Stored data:
* * * * * * * * *
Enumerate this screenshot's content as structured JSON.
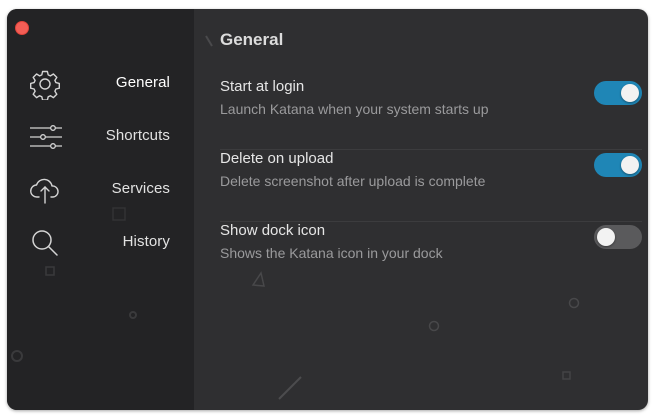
{
  "window": {
    "close_button": "close"
  },
  "sidebar": {
    "items": [
      {
        "label": "General",
        "icon": "gear-icon",
        "active": true
      },
      {
        "label": "Shortcuts",
        "icon": "sliders-icon",
        "active": false
      },
      {
        "label": "Services",
        "icon": "cloud-upload-icon",
        "active": false
      },
      {
        "label": "History",
        "icon": "search-icon",
        "active": false
      }
    ]
  },
  "main": {
    "title": "General",
    "settings": [
      {
        "title": "Start at login",
        "description": "Launch Katana when your system starts up",
        "enabled": true
      },
      {
        "title": "Delete on upload",
        "description": "Delete screenshot after upload is complete",
        "enabled": true
      },
      {
        "title": "Show dock icon",
        "description": "Shows the Katana icon in your dock",
        "enabled": false
      }
    ]
  },
  "colors": {
    "sidebar_bg": "#232325",
    "content_bg": "#2f2f31",
    "toggle_on": "#1f86b6",
    "toggle_off": "#5a5a5c",
    "close_button": "#f35e56"
  }
}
* * * * * * * * *
Leave out the pictures and output every record above precisely as given.

Enumerate this screenshot's content as structured JSON.
{
  "window": {
    "close_button": "close"
  },
  "sidebar": {
    "items": [
      {
        "label": "General",
        "icon": "gear-icon",
        "active": true
      },
      {
        "label": "Shortcuts",
        "icon": "sliders-icon",
        "active": false
      },
      {
        "label": "Services",
        "icon": "cloud-upload-icon",
        "active": false
      },
      {
        "label": "History",
        "icon": "search-icon",
        "active": false
      }
    ]
  },
  "main": {
    "title": "General",
    "settings": [
      {
        "title": "Start at login",
        "description": "Launch Katana when your system starts up",
        "enabled": true
      },
      {
        "title": "Delete on upload",
        "description": "Delete screenshot after upload is complete",
        "enabled": true
      },
      {
        "title": "Show dock icon",
        "description": "Shows the Katana icon in your dock",
        "enabled": false
      }
    ]
  },
  "colors": {
    "sidebar_bg": "#232325",
    "content_bg": "#2f2f31",
    "toggle_on": "#1f86b6",
    "toggle_off": "#5a5a5c",
    "close_button": "#f35e56"
  }
}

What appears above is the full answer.